GOAL | Please retype the records below exactly, leaving out any pictures.

RECORDS SHOWN |
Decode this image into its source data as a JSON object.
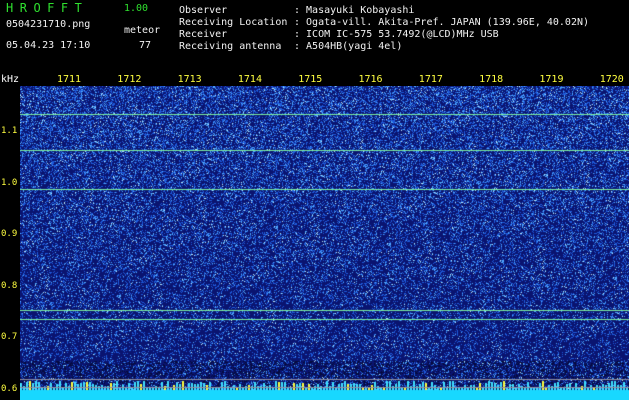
{
  "header": {
    "app_title": "HROFFT",
    "version": "1.00",
    "file_name": "0504231710.png",
    "mode": "meteor",
    "datetime": "05.04.23 17:10",
    "count": "77",
    "info": [
      {
        "label": "Observer",
        "value": ": Masayuki Kobayashi"
      },
      {
        "label": "Receiving Location",
        "value": ": Ogata-vill. Akita-Pref. JAPAN (139.96E, 40.02N)"
      },
      {
        "label": "Receiver",
        "value": ": ICOM IC-575 53.7492(@LCD)MHz USB"
      },
      {
        "label": "Receiving antenna",
        "value": ": A504HB(yagi 4el)"
      }
    ]
  },
  "spectrogram": {
    "unit": "kHz",
    "time_labels": [
      "1711",
      "1712",
      "1713",
      "1714",
      "1715",
      "1716",
      "1717",
      "1718",
      "1719",
      "1720"
    ],
    "freq_labels": [
      "1.1",
      "1.0",
      "0.9",
      "0.8",
      "0.7",
      "0.6"
    ],
    "freq_range_khz": [
      0.58,
      1.19
    ],
    "carrier_lines_khz": [
      1.135,
      1.065,
      0.99,
      0.755,
      0.737
    ],
    "colors": {
      "background": "#0a1470",
      "noise": "#2a6cff",
      "carrier": "#7cf0a0",
      "tick": "#ffff40"
    }
  }
}
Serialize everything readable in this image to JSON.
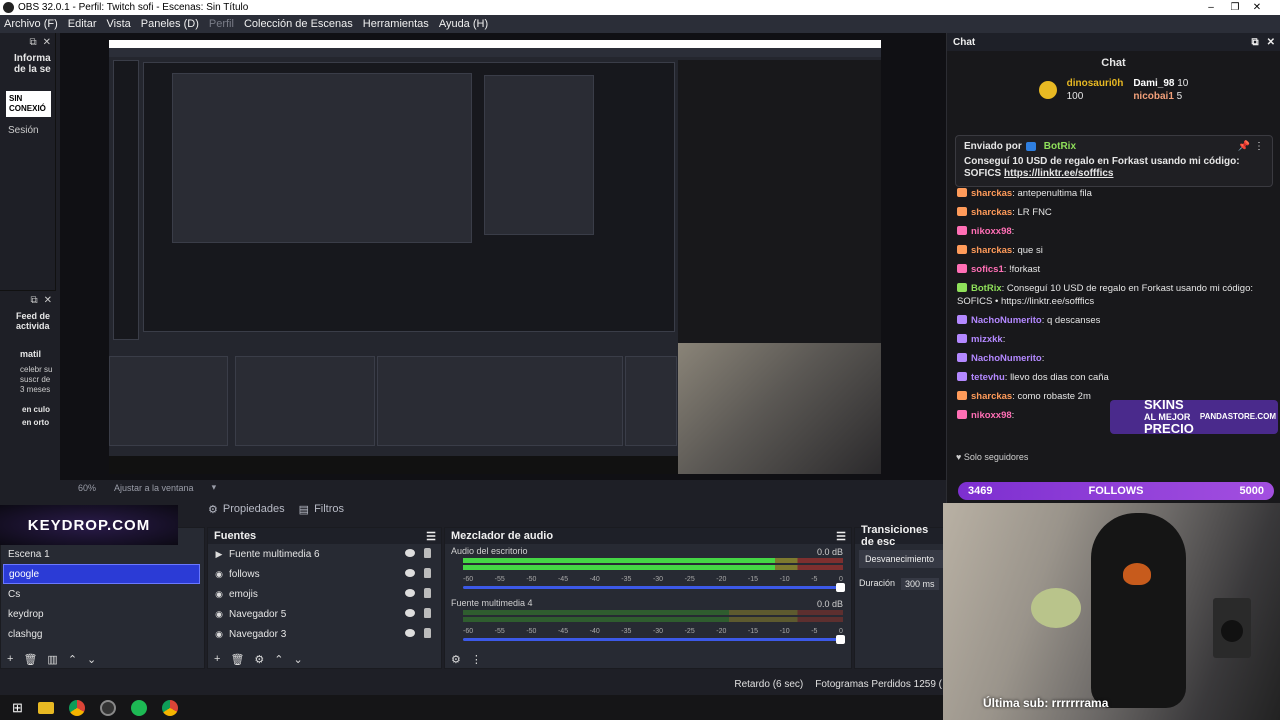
{
  "window": {
    "title": "OBS 32.0.1 - Perfil: Twitch sofi - Escenas: Sin Título",
    "minimize": "–",
    "maximize": "❐",
    "close": "✕"
  },
  "menu": [
    "Archivo (F)",
    "Editar",
    "Vista",
    "Paneles (D)",
    "Perfil",
    "Colección de Escenas",
    "Herramientas",
    "Ayuda (H)"
  ],
  "left_dock": {
    "title": "Informa de la se",
    "status": "SIN CONEXIÓ",
    "session": "Sesión",
    "feed_title": "Feed de activida",
    "feed_user": "matil",
    "feed_text": "celebr su suscr de 3 meses",
    "feed_text2": "en culo en orto"
  },
  "preview": {
    "zoom": "60%",
    "fit": "Ajustar a la ventana"
  },
  "properties": {
    "tab_props": "Propiedades",
    "tab_filters": "Filtros",
    "overlay": "KEYDROP.COM"
  },
  "scenes": {
    "items": [
      "Escena 1",
      "google",
      "Cs",
      "keydrop",
      "clashgg"
    ],
    "selected": 1
  },
  "sources": {
    "title": "Fuentes",
    "items": [
      "Fuente multimedia 6",
      "follows",
      "emojis",
      "Navegador 5",
      "Navegador 3"
    ]
  },
  "mixer": {
    "title": "Mezclador de audio",
    "tracks": [
      {
        "name": "Audio del escritorio",
        "db": "0.0 dB",
        "level": 0.82
      },
      {
        "name": "Fuente multimedia 4",
        "db": "0.0 dB",
        "level": 0.0
      }
    ],
    "scale": [
      "-60",
      "-55",
      "-50",
      "-45",
      "-40",
      "-35",
      "-30",
      "-25",
      "-20",
      "-15",
      "-10",
      "-5",
      "0"
    ]
  },
  "transitions": {
    "title": "Transiciones de esc",
    "type": "Desvanecimiento",
    "duration_label": "Duración",
    "duration_value": "300 ms"
  },
  "status": {
    "delay": "Retardo (6 sec)",
    "dropped": "Fotogramas Perdidos 1259 ("
  },
  "chat": {
    "panel_title": "Chat",
    "title": "Chat",
    "leaders": [
      {
        "name": "dinosauri0h",
        "value": "100",
        "color": "#e8b923"
      },
      {
        "name": "Dami_98",
        "value": "10",
        "color": "#c9c9c9"
      },
      {
        "name": "nicobai1",
        "value": "5",
        "color": "#c9c9c9"
      }
    ],
    "pinned": {
      "label": "Enviado por",
      "user": "BotRix",
      "text": "Conseguí 10 USD de regalo en Forkast usando mi código: SOFICS",
      "link": "https://linktr.ee/sofffics"
    },
    "messages": [
      {
        "user": "sharckas",
        "color": "#ff9b5a",
        "text": ": antepenultima fila"
      },
      {
        "user": "sharckas",
        "color": "#ff9b5a",
        "text": ": LR FNC"
      },
      {
        "user": "nikoxx98",
        "color": "#ff6fb5",
        "text": ":"
      },
      {
        "user": "sharckas",
        "color": "#ff9b5a",
        "text": ": que si"
      },
      {
        "user": "sofics1",
        "color": "#ff6fb5",
        "text": ": !forkast"
      },
      {
        "user": "BotRix",
        "color": "#8fe05a",
        "text": ": Conseguí 10 USD de regalo en Forkast usando mi código: SOFICS • https://linktr.ee/sofffics"
      },
      {
        "user": "NachoNumerito",
        "color": "#b388ff",
        "text": ": q descanses"
      },
      {
        "user": "mizxkk",
        "color": "#b388ff",
        "text": ":"
      },
      {
        "user": "NachoNumerito",
        "color": "#b388ff",
        "text": ":"
      },
      {
        "user": "tetevhu",
        "color": "#b388ff",
        "text": ": llevo dos dias con caña"
      },
      {
        "user": "sharckas",
        "color": "#ff9b5a",
        "text": ": como robaste 2m"
      },
      {
        "user": "nikoxx98",
        "color": "#ff6fb5",
        "text": ":"
      }
    ],
    "followers_only": "Solo seguidores",
    "goal": {
      "current": "3469",
      "label": "FOLLOWS",
      "target": "5000"
    }
  },
  "overlay": {
    "skins_line1": "SKINS",
    "skins_line2": "AL MEJOR",
    "skins_line3": "PRECIO",
    "brand": "PANDASTORE.COM",
    "last_sub": "Última sub: rrrrrrrama"
  }
}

OUTPUT FOR THIS TASK |
Decode this image into its source data as a JSON object.
{
  "header": {
    "app_title": "HROFFT",
    "version": "1.00",
    "file_name": "0504231710.png",
    "mode": "meteor",
    "datetime": "05.04.23 17:10",
    "count": "77",
    "info": [
      {
        "label": "Observer",
        "value": ": Masayuki Kobayashi"
      },
      {
        "label": "Receiving Location",
        "value": ": Ogata-vill. Akita-Pref. JAPAN (139.96E, 40.02N)"
      },
      {
        "label": "Receiver",
        "value": ": ICOM IC-575 53.7492(@LCD)MHz USB"
      },
      {
        "label": "Receiving antenna",
        "value": ": A504HB(yagi 4el)"
      }
    ]
  },
  "spectrogram": {
    "unit": "kHz",
    "time_labels": [
      "1711",
      "1712",
      "1713",
      "1714",
      "1715",
      "1716",
      "1717",
      "1718",
      "1719",
      "1720"
    ],
    "freq_labels": [
      "1.1",
      "1.0",
      "0.9",
      "0.8",
      "0.7",
      "0.6"
    ],
    "freq_range_khz": [
      0.58,
      1.19
    ],
    "carrier_lines_khz": [
      1.135,
      1.065,
      0.99,
      0.755,
      0.737
    ],
    "colors": {
      "background": "#0a1470",
      "noise": "#2a6cff",
      "carrier": "#7cf0a0",
      "tick": "#ffff40"
    }
  }
}
Serialize everything readable in this image to JSON.
{
  "window": {
    "title": "OBS 32.0.1 - Perfil: Twitch sofi - Escenas: Sin Título",
    "minimize": "–",
    "maximize": "❐",
    "close": "✕"
  },
  "menu": [
    "Archivo (F)",
    "Editar",
    "Vista",
    "Paneles (D)",
    "Perfil",
    "Colección de Escenas",
    "Herramientas",
    "Ayuda (H)"
  ],
  "left_dock": {
    "title": "Informa de la se",
    "status": "SIN CONEXIÓ",
    "session": "Sesión",
    "feed_title": "Feed de activida",
    "feed_user": "matil",
    "feed_text": "celebr su suscr de 3 meses",
    "feed_text2": "en culo en orto"
  },
  "preview": {
    "zoom": "60%",
    "fit": "Ajustar a la ventana"
  },
  "properties": {
    "tab_props": "Propiedades",
    "tab_filters": "Filtros",
    "overlay": "KEYDROP.COM"
  },
  "scenes": {
    "items": [
      "Escena 1",
      "google",
      "Cs",
      "keydrop",
      "clashgg"
    ],
    "selected": 1
  },
  "sources": {
    "title": "Fuentes",
    "items": [
      "Fuente multimedia 6",
      "follows",
      "emojis",
      "Navegador 5",
      "Navegador 3"
    ]
  },
  "mixer": {
    "title": "Mezclador de audio",
    "tracks": [
      {
        "name": "Audio del escritorio",
        "db": "0.0 dB",
        "level": 0.82
      },
      {
        "name": "Fuente multimedia 4",
        "db": "0.0 dB",
        "level": 0.0
      }
    ],
    "scale": [
      "-60",
      "-55",
      "-50",
      "-45",
      "-40",
      "-35",
      "-30",
      "-25",
      "-20",
      "-15",
      "-10",
      "-5",
      "0"
    ]
  },
  "transitions": {
    "title": "Transiciones de esc",
    "type": "Desvanecimiento",
    "duration_label": "Duración",
    "duration_value": "300 ms"
  },
  "status": {
    "delay": "Retardo (6 sec)",
    "dropped": "Fotogramas Perdidos 1259 ("
  },
  "chat": {
    "panel_title": "Chat",
    "title": "Chat",
    "leaders": [
      {
        "name": "dinosauri0h",
        "value": "100",
        "color": "#e8b923"
      },
      {
        "name": "Dami_98",
        "value": "10",
        "color": "#c9c9c9"
      },
      {
        "name": "nicobai1",
        "value": "5",
        "color": "#c9c9c9"
      }
    ],
    "pinned": {
      "label": "Enviado por",
      "user": "BotRix",
      "text": "Conseguí 10 USD de regalo en Forkast usando mi código: SOFICS",
      "link": "https://linktr.ee/sofffics"
    },
    "messages": [
      {
        "user": "sharckas",
        "color": "#ff9b5a",
        "text": ": antepenultima fila"
      },
      {
        "user": "sharckas",
        "color": "#ff9b5a",
        "text": ": LR FNC"
      },
      {
        "user": "nikoxx98",
        "color": "#ff6fb5",
        "text": ":"
      },
      {
        "user": "sharckas",
        "color": "#ff9b5a",
        "text": ": que si"
      },
      {
        "user": "sofics1",
        "color": "#ff6fb5",
        "text": ": !forkast"
      },
      {
        "user": "BotRix",
        "color": "#8fe05a",
        "text": ": Conseguí 10 USD de regalo en Forkast usando mi código: SOFICS • https://linktr.ee/sofffics"
      },
      {
        "user": "NachoNumerito",
        "color": "#b388ff",
        "text": ": q descanses"
      },
      {
        "user": "mizxkk",
        "color": "#b388ff",
        "text": ":"
      },
      {
        "user": "NachoNumerito",
        "color": "#b388ff",
        "text": ":"
      },
      {
        "user": "tetevhu",
        "color": "#b388ff",
        "text": ": llevo dos dias con caña"
      },
      {
        "user": "sharckas",
        "color": "#ff9b5a",
        "text": ": como robaste 2m"
      },
      {
        "user": "nikoxx98",
        "color": "#ff6fb5",
        "text": ":"
      }
    ],
    "followers_only": "Solo seguidores",
    "goal": {
      "current": "3469",
      "label": "FOLLOWS",
      "target": "5000"
    }
  },
  "overlay": {
    "skins_line1": "SKINS",
    "skins_line2": "AL MEJOR",
    "skins_line3": "PRECIO",
    "brand": "PANDASTORE.COM",
    "last_sub": "Última sub: rrrrrrrama"
  }
}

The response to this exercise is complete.